(Collected data entries)

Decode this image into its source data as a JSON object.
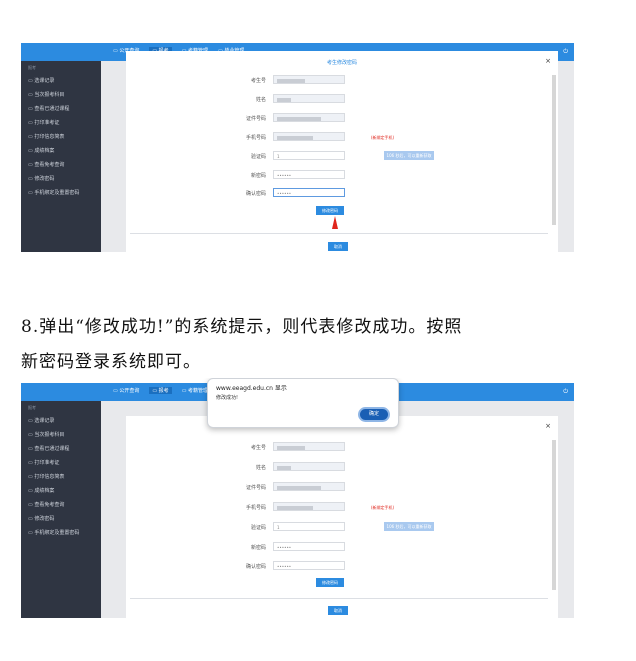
{
  "app": {
    "nav": [
      "公开查询",
      "报考",
      "考籍管理",
      "毕业管理"
    ],
    "sidebar_section": "报考",
    "sidebar_items": [
      "选课记录",
      "当次报考科目",
      "查看已通过课程",
      "打印准考证",
      "打印信息简表",
      "成绩档案",
      "查看免考查询",
      "修改密码",
      "手机绑定及重置密码"
    ]
  },
  "form": {
    "title": "考生修改密码",
    "labels": [
      "考生号",
      "姓名",
      "证件号码",
      "手机号码",
      "验证码",
      "新密码",
      "确认密码"
    ],
    "phone_note": "(新绑定手机)",
    "sms_button": "106 秒后，可以重新获取",
    "code_value": "1",
    "password_mask": "••••••",
    "submit": "修改密码",
    "cancel": "取消",
    "close": "×"
  },
  "step_text": {
    "line1": "8.弹出“修改成功!”的系统提示，则代表修改成功。按照",
    "line2": "新密码登录系统即可。"
  },
  "alert": {
    "host": "www.eeagd.edu.cn 显示",
    "message": "修改成功!",
    "ok": "确定"
  }
}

→ **Requirements**:
Count every line bearing the word "修改成功"; report the total only.

→ **Output below**:
2